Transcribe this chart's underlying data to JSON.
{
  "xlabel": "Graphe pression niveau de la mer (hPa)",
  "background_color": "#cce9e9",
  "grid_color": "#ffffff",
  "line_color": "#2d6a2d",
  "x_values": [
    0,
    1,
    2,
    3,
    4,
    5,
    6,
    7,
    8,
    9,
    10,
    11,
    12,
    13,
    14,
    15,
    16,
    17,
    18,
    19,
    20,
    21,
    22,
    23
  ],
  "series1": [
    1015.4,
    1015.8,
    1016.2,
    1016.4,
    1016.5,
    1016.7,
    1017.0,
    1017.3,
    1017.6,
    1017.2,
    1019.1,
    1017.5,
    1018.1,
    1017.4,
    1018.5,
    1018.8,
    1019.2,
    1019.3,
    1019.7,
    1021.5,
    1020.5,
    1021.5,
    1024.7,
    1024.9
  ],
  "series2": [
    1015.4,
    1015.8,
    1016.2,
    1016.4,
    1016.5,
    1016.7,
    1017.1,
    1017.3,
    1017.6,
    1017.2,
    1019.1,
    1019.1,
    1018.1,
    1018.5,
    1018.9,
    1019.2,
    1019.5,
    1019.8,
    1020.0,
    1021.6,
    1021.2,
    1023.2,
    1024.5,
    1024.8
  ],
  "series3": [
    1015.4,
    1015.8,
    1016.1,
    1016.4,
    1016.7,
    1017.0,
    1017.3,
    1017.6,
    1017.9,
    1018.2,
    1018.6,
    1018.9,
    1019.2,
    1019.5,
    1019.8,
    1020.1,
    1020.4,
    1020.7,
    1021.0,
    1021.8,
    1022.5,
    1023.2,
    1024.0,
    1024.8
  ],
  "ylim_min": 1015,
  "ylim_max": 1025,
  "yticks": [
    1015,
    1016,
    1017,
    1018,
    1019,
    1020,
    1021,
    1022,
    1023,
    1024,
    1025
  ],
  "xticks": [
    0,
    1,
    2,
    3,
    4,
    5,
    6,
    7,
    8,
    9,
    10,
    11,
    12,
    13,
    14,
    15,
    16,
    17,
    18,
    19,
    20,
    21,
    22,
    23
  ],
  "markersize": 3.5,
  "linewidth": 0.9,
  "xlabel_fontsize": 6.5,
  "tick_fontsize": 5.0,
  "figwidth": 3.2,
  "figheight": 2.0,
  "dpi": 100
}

+ + +

*Task requirements*
Transcribe the entire listing above precisely.

*Reply to the task*
Transcribe this chart's underlying data to JSON.
{
  "xlabel": "Graphe pression niveau de la mer (hPa)",
  "background_color": "#cce9e9",
  "grid_color": "#ffffff",
  "line_color": "#2d6a2d",
  "x_values": [
    0,
    1,
    2,
    3,
    4,
    5,
    6,
    7,
    8,
    9,
    10,
    11,
    12,
    13,
    14,
    15,
    16,
    17,
    18,
    19,
    20,
    21,
    22,
    23
  ],
  "series1": [
    1015.4,
    1015.8,
    1016.2,
    1016.4,
    1016.5,
    1016.7,
    1017.0,
    1017.3,
    1017.6,
    1017.2,
    1019.1,
    1017.5,
    1018.1,
    1017.4,
    1018.5,
    1018.8,
    1019.2,
    1019.3,
    1019.7,
    1021.5,
    1020.5,
    1021.5,
    1024.7,
    1024.9
  ],
  "series2": [
    1015.4,
    1015.8,
    1016.2,
    1016.4,
    1016.5,
    1016.7,
    1017.1,
    1017.3,
    1017.6,
    1017.2,
    1019.1,
    1019.1,
    1018.1,
    1018.5,
    1018.9,
    1019.2,
    1019.5,
    1019.8,
    1020.0,
    1021.6,
    1021.2,
    1023.2,
    1024.5,
    1024.8
  ],
  "series3": [
    1015.4,
    1015.8,
    1016.1,
    1016.4,
    1016.7,
    1017.0,
    1017.3,
    1017.6,
    1017.9,
    1018.2,
    1018.6,
    1018.9,
    1019.2,
    1019.5,
    1019.8,
    1020.1,
    1020.4,
    1020.7,
    1021.0,
    1021.8,
    1022.5,
    1023.2,
    1024.0,
    1024.8
  ],
  "ylim_min": 1015,
  "ylim_max": 1025,
  "yticks": [
    1015,
    1016,
    1017,
    1018,
    1019,
    1020,
    1021,
    1022,
    1023,
    1024,
    1025
  ],
  "xticks": [
    0,
    1,
    2,
    3,
    4,
    5,
    6,
    7,
    8,
    9,
    10,
    11,
    12,
    13,
    14,
    15,
    16,
    17,
    18,
    19,
    20,
    21,
    22,
    23
  ],
  "markersize": 3.5,
  "linewidth": 0.9,
  "xlabel_fontsize": 6.5,
  "tick_fontsize": 5.0,
  "figwidth": 3.2,
  "figheight": 2.0,
  "dpi": 100
}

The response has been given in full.